Dataset records
>>
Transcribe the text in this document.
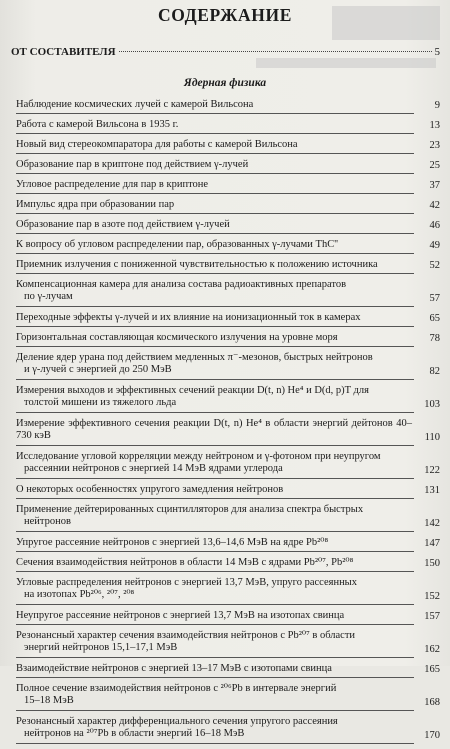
СОДЕРЖАНИЕ
ОТ СОСТАВИТЕЛЯ	5
Ядерная физика
Наблюдение космических лучей с камерой Вильсона	9
Работа с камерой Вильсона в 1935 г.	13
Новый вид стереокомпаратора для работы с камерой Вильсона	23
Образование пар в криптоне под действием γ-лучей	25
Угловое распределение для пар в криптоне	37
Импульс ядра при образовании пар	42
Образование пар в азоте под действием γ-лучей	46
К вопросу об угловом распределении пар, образованных γ-лучами ThC''	49
Приемник излучения с пониженной чувствительностью к положению источника	52
Компенсационная камера для анализа состава радиоактивных препаратов
по γ-лучам	57
Переходные эффекты γ-лучей и их влияние на ионизационный ток в камерах	65
Горизонтальная составляющая космического излучения на уровне моря	78
Деление ядер урана под действием медленных π⁻-мезонов, быстрых нейтронов
и γ-лучей с энергией до 250 МэВ	82
Измерения выходов и эффективных сечений реакции D(t, n) He⁴ и D(d, p)T для
толстой мишени из тяжелого льда	103
Измерение эффективного сечения реакции D(t, n) He⁴ в области энергий дейтонов 40–730 кэВ	110
Исследование угловой корреляции между нейтроном и γ-фотоном при неупругом
рассеянии нейтронов с энергией 14 МэВ ядрами углерода	122
О некоторых особенностях упругого замедления нейтронов	131
Применение дейтерированных сцинтилляторов для анализа спектра быстрых
нейтронов	142
Упругое рассеяние нейтронов с энергией 13,6–14,6 МэВ на ядре Pb²⁰⁸	147
Сечения взаимодействия нейтронов в области 14 МэВ с ядрами Pb²⁰⁷, Pb²⁰⁸	150
Угловые распределения нейтронов с энергией 13,7 МэВ, упруго рассеянных
на изотопах Pb²⁰⁶, ²⁰⁷, ²⁰⁸	152
Неупругое рассеяние нейтронов с энергией 13,7 МэВ на изотопах свинца	157
Резонансный характер сечения взаимодействия нейтронов с Pb²⁰⁷ в области
энергий нейтронов 15,1–17,1 МэВ	162
Взаимодействие нейтронов с энергией 13–17 МэВ с изотопами свинца	165
Полное сечение взаимодействия нейтронов с ²⁰⁶Pb в интервале энергий
15–18 МэВ	168
Резонансный характер дифференциального сечения упругого рассеяния
нейтронов на ²⁰⁷Pb в области энергий 16–18 МэВ	170
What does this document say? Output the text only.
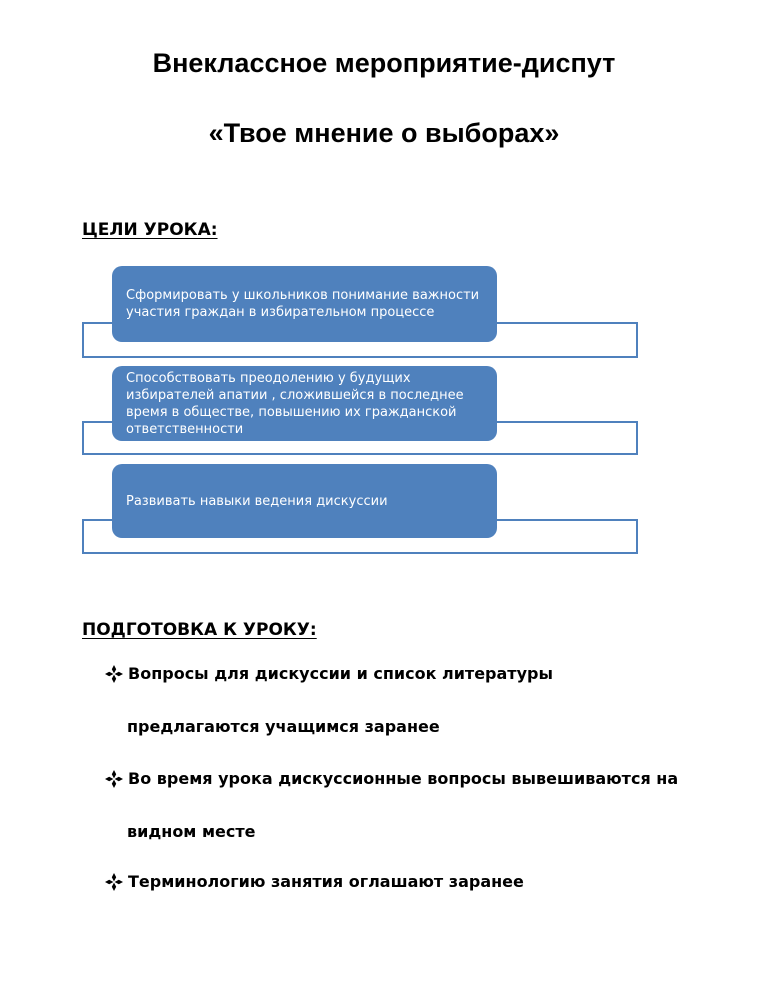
Внеклассное мероприятие-диспут
«Твое мнение о выборах»
ЦЕЛИ УРОКА:
Сформировать у школьников понимание важности участия граждан в избирательном процессе
Способствовать преодолению у будущих избирателей апатии , сложившейся в последнее время в обществе, повышению их гражданской ответственности
Развивать навыки ведения дискуссии
ПОДГОТОВКА К УРОКУ:
Вопросы для дискуссии и список литературы
предлагаются учащимся заранее
Во время урока дискуссионные вопросы вывешиваются на
видном месте
Терминологию занятия оглашают заранее
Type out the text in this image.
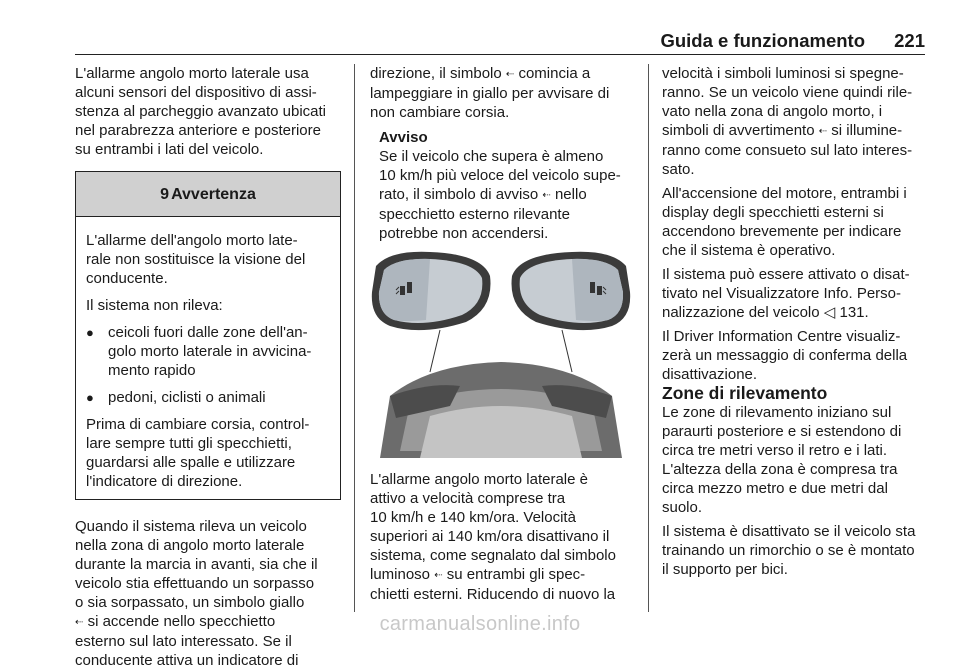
Guida e funzionamento 221

L'allarme angolo morto laterale usa
alcuni sensori del dispositivo di assi-
stenza al parcheggio avanzato ubicati
nel parabrezza anteriore e posteriore
su entrambi i lati del veicolo.

9 Avvertenza

L'allarme dell'angolo morto late-
rale non sostituisce la visione del
conducente.

Il sistema non rileva:

● ceicoli fuori dalle zone dell'an-
golo morto laterale in avvicina-
mento rapido
● pedoni, ciclisti o animali

Prima di cambiare corsia, control-
lare sempre tutti gli specchietti,
guardarsi alle spalle e utilizzare
l'indicatore di direzione.

Quando il sistema rileva un veicolo
nella zona di angolo morto laterale
durante la marcia in avanti, sia che il
veicolo stia effettuando un sorpasso
o sia sorpassato, un simbolo giallo
⇠ si accende nello specchietto
esterno sul lato interessato. Se il
conducente attiva un indicatore di

direzione, il simbolo ⇠ comincia a
lampeggiare in giallo per avvisare di
non cambiare corsia.

Avviso

Se il veicolo che supera è almeno
10 km/h più veloce del veicolo supe-
rato, il simbolo di avviso ⇠ nello
specchietto esterno rilevante
potrebbe non accendersi.

L'allarme angolo morto laterale è
attivo a velocità comprese tra
10 km/h e 140 km/ora. Velocità
superiori ai 140 km/ora disattivano il
sistema, come segnalato dal simbolo
luminoso ⇠ su entrambi gli spec-
chietti esterni. Riducendo di nuovo la

velocità i simboli luminosi si spegne-
ranno. Se un veicolo viene quindi rile-
vato nella zona di angolo morto, i
simboli di avvertimento ⇠ si illumine-
ranno come consueto sul lato interes-
sato.

All'accensione del motore, entrambi i
display degli specchietti esterni si
accendono brevemente per indicare
che il sistema è operativo.

Il sistema può essere attivato o disat-
tivato nel Visualizzatore Info. Perso-
nalizzazione del veicolo ◁ 131.

Il Driver Information Centre visualiz-
zerà un messaggio di conferma della
disattivazione.

Zone di rilevamento

Le zone di rilevamento iniziano sul
paraurti posteriore e si estendono di
circa tre metri verso il retro e i lati.
L'altezza della zona è compresa tra
circa mezzo metro e due metri dal
suolo.

Il sistema è disattivato se il veicolo sta
trainando un rimorchio o se è montato
il supporto per bici.

carmanualsonline.info
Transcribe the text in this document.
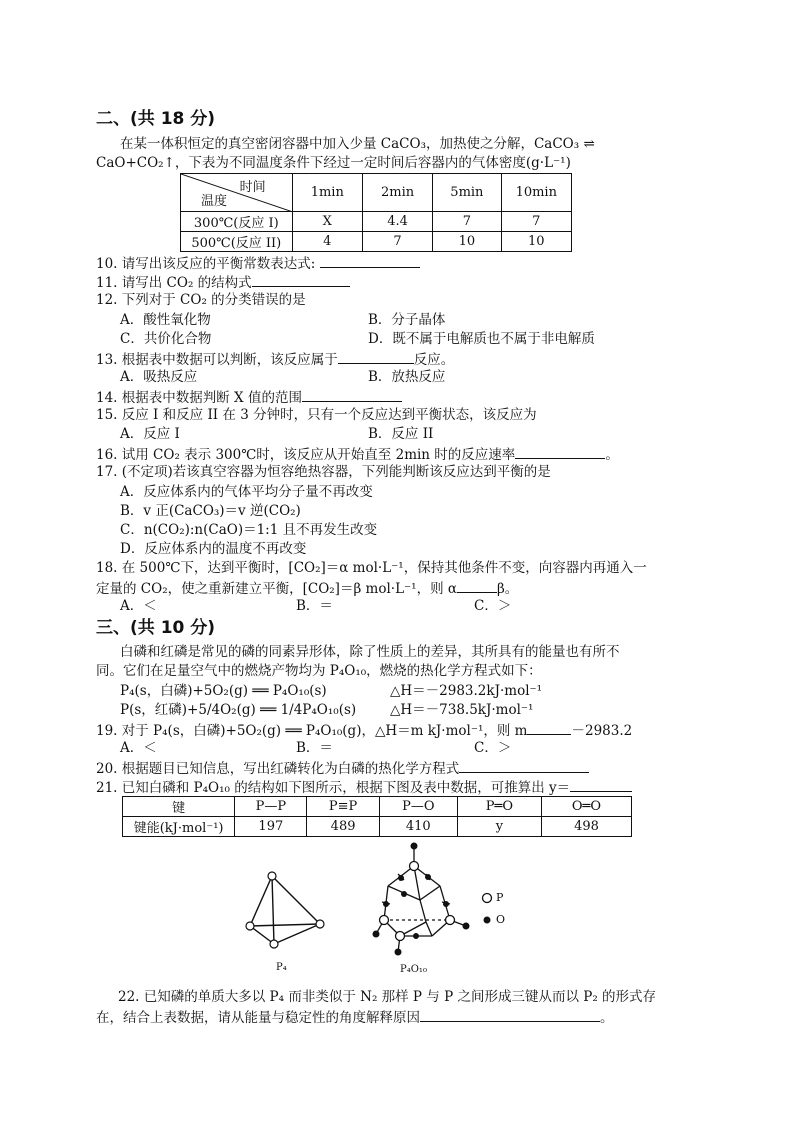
二、(共 18 分)
在某一体积恒定的真空密闭容器中加入少量 CaCO₃，加热使之分解，CaCO₃ ⇌
CaO+CO₂↑，下表为不同温度条件下经过一定时间后容器内的气体密度(g·L⁻¹)
时间
温度	1min	2min	5min	10min
300℃(反应 I)	X	4.4	7	7
500℃(反应 II)	4	7	10	10
10. 请写出该反应的平衡常数表达式:
11. 请写出 CO₂ 的结构式
12. 下列对于 CO₂ 的分类错误的是
A．酸性氧化物	B．分子晶体
C．共价化合物	D．既不属于电解质也不属于非电解质
13. 根据表中数据可以判断，该反应属于	反应。
A．吸热反应	B．放热反应
14. 根据表中数据判断 X 值的范围
15. 反应 I 和反应 II 在 3 分钟时，只有一个反应达到平衡状态，该反应为
A．反应 I	B．反应 II
16. 试用 CO₂ 表示 300℃时，该反应从开始直至 2min 时的反应速率	。
17. (不定项)若该真空容器为恒容绝热容器，下列能判断该反应达到平衡的是
A．反应体系内的气体平均分子量不再改变
B．v 正(CaCO₃)＝v 逆(CO₂)
C．n(CO₂):n(CaO)＝1:1 且不再发生改变
D．反应体系内的温度不再改变
18. 在 500℃下，达到平衡时，[CO₂]＝α mol·L⁻¹，保持其他条件不变，向容器内再通入一
定量的 CO₂，使之重新建立平衡，[CO₂]＝β mol·L⁻¹，则 α	β。
A．＜	B．＝	C．＞
三、(共 10 分)
白磷和红磷是常见的磷的同素异形体，除了性质上的差异，其所具有的能量也有所不
同。它们在足量空气中的燃烧产物均为 P₄O₁₀，燃烧的热化学方程式如下：
P₄(s，白磷)+5O₂(g) ══ P₄O₁₀(s)	△H＝－2983.2kJ·mol⁻¹
P(s，红磷)+5/4O₂(g) ══ 1/4P₄O₁₀(s)	△H＝－738.5kJ·mol⁻¹
19. 对于 P₄(s，白磷)+5O₂(g) ══ P₄O₁₀(g)，△H＝m kJ·mol⁻¹，则 m	－2983.2
A．＜	B．＝	C．＞
20. 根据题目已知信息，写出红磷转化为白磷的热化学方程式
21. 已知白磷和 P₄O₁₀ 的结构如下图所示，根据下图及表中数据，可推算出 y＝
键	P—P	P≡P	P—O	P═O	O═O
键能(kJ·mol⁻¹)	197	489	410	y	498
P₄	P₄O₁₀
P
O
22. 已知磷的单质大多以 P₄ 而非类似于 N₂ 那样 P 与 P 之间形成三键从而以 P₂ 的形式存
在，结合上表数据，请从能量与稳定性的角度解释原因	。
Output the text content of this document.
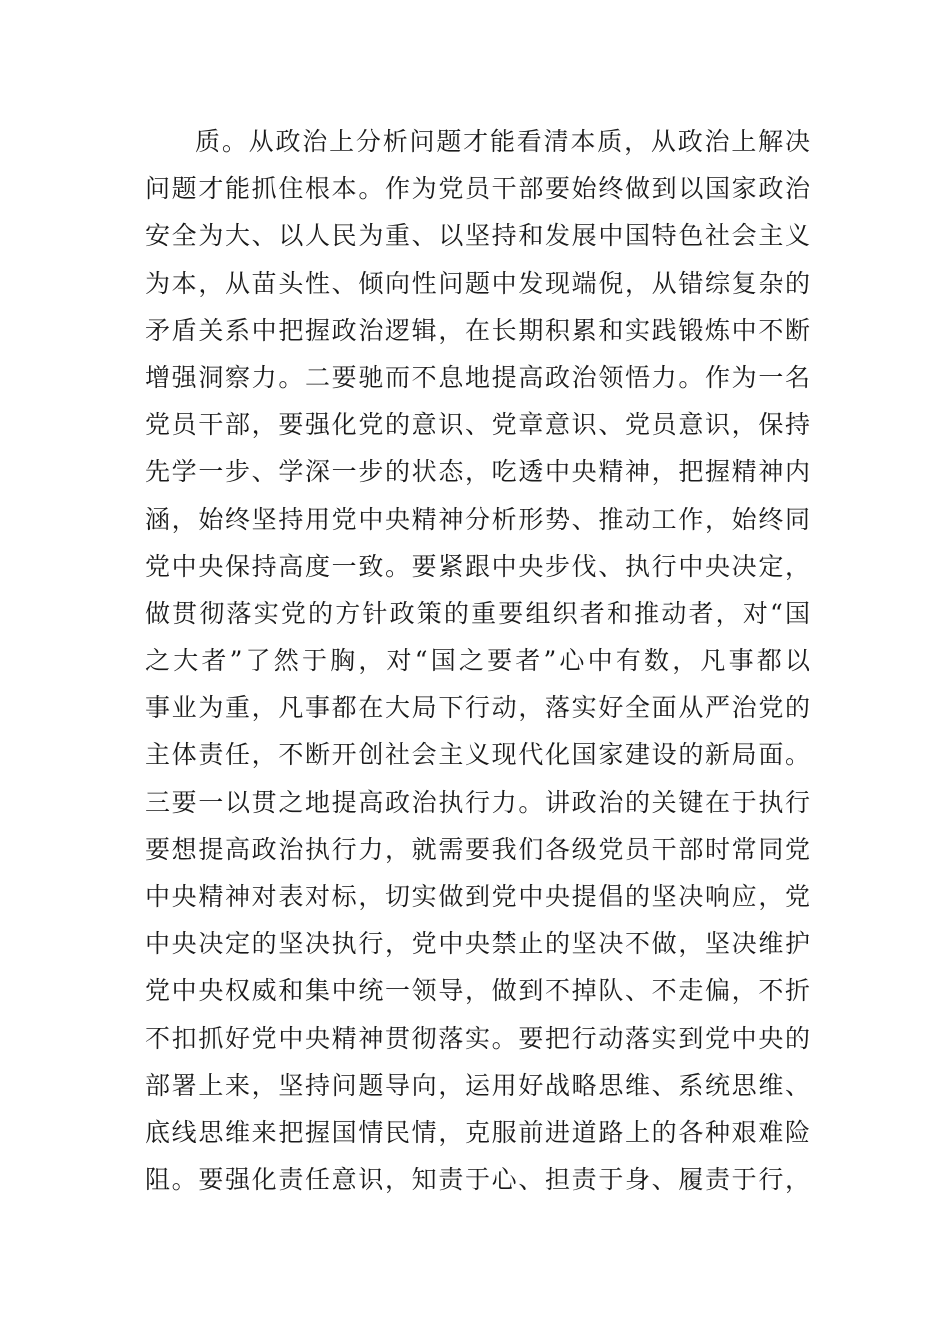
质。从政治上分析问题才能看清本质，从政治上解决
问题才能抓住根本。作为党员干部要始终做到以国家政治
安全为大、以人民为重、以坚持和发展中国特色社会主义
为本，从苗头性、倾向性问题中发现端倪，从错综复杂的
矛盾关系中把握政治逻辑，在长期积累和实践锻炼中不断
增强洞察力。二要驰而不息地提高政治领悟力。作为一名
党员干部，要强化党的意识、党章意识、党员意识，保持
先学一步、学深一步的状态，吃透中央精神，把握精神内
涵，始终坚持用党中央精神分析形势、推动工作，始终同
党中央保持高度一致。要紧跟中央步伐、执行中央决定，
做贯彻落实党的方针政策的重要组织者和推动者，对“国
之大者”了然于胸，对“国之要者”心中有数，凡事都以
事业为重，凡事都在大局下行动，落实好全面从严治党的
主体责任，不断开创社会主义现代化国家建设的新局面。
三要一以贯之地提高政治执行力。讲政治的关键在于执行
要想提高政治执行力，就需要我们各级党员干部时常同党
中央精神对表对标，切实做到党中央提倡的坚决响应，党
中央决定的坚决执行，党中央禁止的坚决不做，坚决维护
党中央权威和集中统一领导，做到不掉队、不走偏，不折
不扣抓好党中央精神贯彻落实。要把行动落实到党中央的
部署上来，坚持问题导向，运用好战略思维、系统思维、
底线思维来把握国情民情，克服前进道路上的各种艰难险
阻。要强化责任意识，知责于心、担责于身、履责于行，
<<
- Problem to solve
The answer must consist solely of the number of lines in the entries that contain the word "metri".

- Complete response
2